General Strength and Fitness The goal is to get stronger, feel better, and build a body that works well. Training combines the big compound lifts with accessory work and conditioning. This is where most people start — and where many people find they're happiest staying.
Know your goal. Build your training around it. Everything else follows.
The Equipment: What You Actually Need
Barbells
The barbell is the foundation of strength training. Everything else is an accessory.
For general strength and powerlifting work, a power bar or all-purpose bar covers everything — squats, deadlifts, bench press, overhead press, rows. For Olympic lifting, a dedicated Olympic bar with better spin and appropriate whip is the right choice. One good bar, looked after properly, lasts a very long time.
Plates
Bumper plates for Olympic lifting and home gym setups where floor protection matters. Steel plates for dedicated gym spaces with rubber flooring. The practical answer for most people: start with bumpers in the common denominations and add steel as the load increases.

__Exercise task 1__: In the strength training text, what kind of bar is the right choice for Olympic lifting?
__Exercise task 2__: List every lift that the strength training text says a power bar or all-purpose bar covers.

__Provided data__:
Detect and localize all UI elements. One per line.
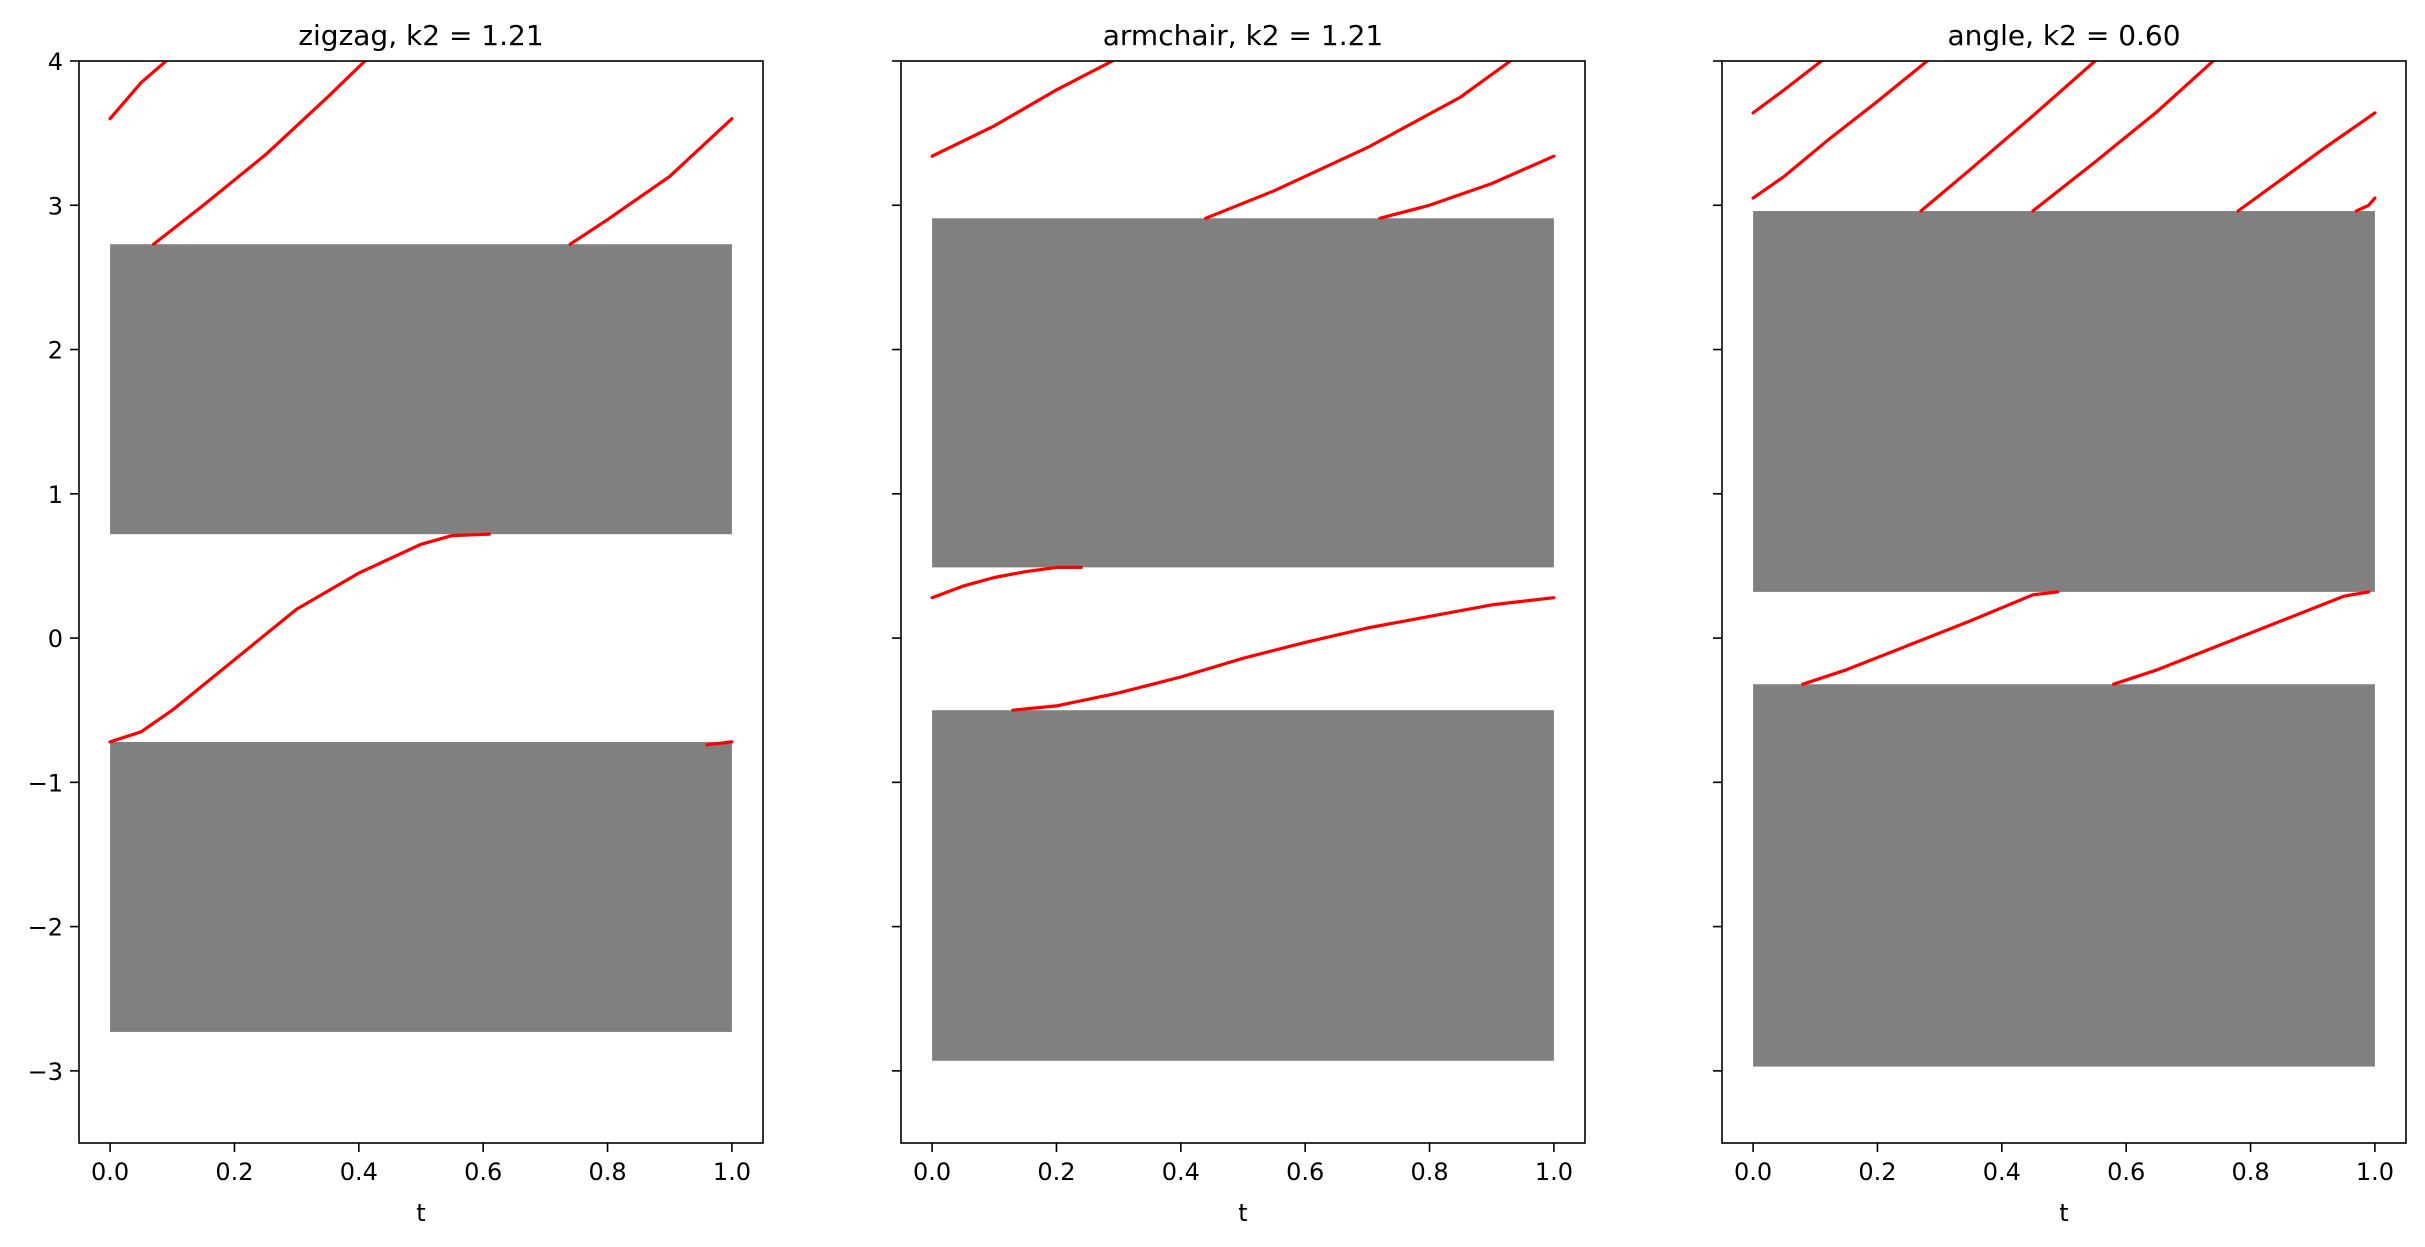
x-tick-label: 0.4 <box>340 1158 378 1186</box>
y-tick-label: −3 <box>28 1058 63 1086</box>
series-line <box>108 532 491 744</box>
x-tick-label: 0.6 <box>464 1158 502 1186</box>
subplot-zigzag: 0.0 0.2 0.4 0.6 0.8 1.0 4 3 2 1 0 −1 −2 −3 zigzag, k2… <box>28 19 764 1227</box>
x-tick-label: 0.6 <box>2107 1158 2145 1186</box>
x-tick-label: 0.2 <box>215 1158 253 1186</box>
series-line <box>2354 196 2377 213</box>
gap-band <box>932 710 1554 1061</box>
gap-band <box>110 244 732 535</box>
x-tick-label: 0.0 <box>913 1158 951 1186</box>
axes-frame <box>78 60 764 1144</box>
series-line <box>108 61 168 121</box>
x-axis-label: t <box>1238 1199 1247 1227</box>
x-tick-label: 0.0 <box>1734 1158 1772 1186</box>
y-tick-label: −2 <box>28 914 63 942</box>
series-line <box>2031 61 2215 213</box>
subplot-armchair: 0.0 0.2 0.4 0.6 0.8 1.0 armchair, k2 = 1.21 t <box>892 19 1586 1227</box>
y-tick-label: 3 <box>48 192 63 220</box>
series-line <box>1204 61 1513 220</box>
x-tick-label: 0.8 <box>588 1158 626 1186</box>
plot-area: 0.0 0.2 0.4 0.6 0.8 1.0 4 3 2 1 0 −1 −2 −3 <box>28 48 764 1186</box>
axes-frame <box>1721 60 2407 1144</box>
x-tick-label: 0.4 <box>1162 1158 1200 1186</box>
x-tick-label: 0.4 <box>1983 1158 2021 1186</box>
series-line <box>1011 596 1556 712</box>
subplot-angle: 0.0 0.2 0.4 0.6 0.8 1.0 angle, k2 = 0.60 t <box>1713 19 2407 1227</box>
series-line <box>2236 111 2377 213</box>
plot-area: 0.0 0.2 0.4 0.6 0.8 1.0 <box>1713 60 2407 1186</box>
axes-frame <box>900 60 1586 1144</box>
x-tick-label: 1.0 <box>713 1158 751 1186</box>
x-tick-label: 0.2 <box>1037 1158 1075 1186</box>
x-tick-label: 0.8 <box>1410 1158 1448 1186</box>
series-line <box>1919 61 2097 213</box>
y-tick-label: 1 <box>48 481 63 509</box>
series-group <box>1751 61 2377 686</box>
subplot-title: armchair, k2 = 1.21 <box>1103 19 1383 52</box>
x-tick-label: 0.6 <box>1286 1158 1324 1186</box>
series-line <box>1751 61 1824 115</box>
x-tick-label: 0.2 <box>1858 1158 1896 1186</box>
x-tick-label: 1.0 <box>1535 1158 1573 1186</box>
series-group <box>930 61 1556 712</box>
y-tick-label: 0 <box>48 625 63 653</box>
series-line <box>568 117 734 246</box>
series-line <box>1801 590 2060 686</box>
series-line <box>1378 154 1556 220</box>
x-axis-label: t <box>2059 1199 2068 1227</box>
subplot-title: zigzag, k2 = 1.21 <box>298 19 543 52</box>
x-tick-label: 0.8 <box>2231 1158 2269 1186</box>
gap-band <box>1753 211 2375 592</box>
y-tick-label: 4 <box>48 48 63 76</box>
series-line <box>930 61 1115 158</box>
series-line <box>705 740 734 747</box>
series-line <box>2112 590 2371 686</box>
series-line <box>1751 61 1929 200</box>
plot-area: 0.0 0.2 0.4 0.6 0.8 1.0 <box>892 60 1586 1186</box>
gap-band <box>932 218 1554 568</box>
y-tick-label: −1 <box>28 769 63 797</box>
series-line <box>152 61 367 246</box>
gap-band <box>110 741 732 1032</box>
x-tick-label: 0.0 <box>91 1158 129 1186</box>
x-tick-label: 1.0 <box>2356 1158 2394 1186</box>
gap-band <box>1753 684 2375 1067</box>
subplot-title: angle, k2 = 0.60 <box>1947 19 2180 52</box>
y-tick-label: 2 <box>48 337 63 365</box>
series-group <box>108 61 734 747</box>
x-axis-label: t <box>416 1199 425 1227</box>
series-line <box>930 565 1083 600</box>
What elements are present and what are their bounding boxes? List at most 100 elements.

__Correct result 1__: A dedicated Olympic bar with better spin and appropriate whip.

__Correct result 2__: Squats, deadlifts, bench press, overhead press, rows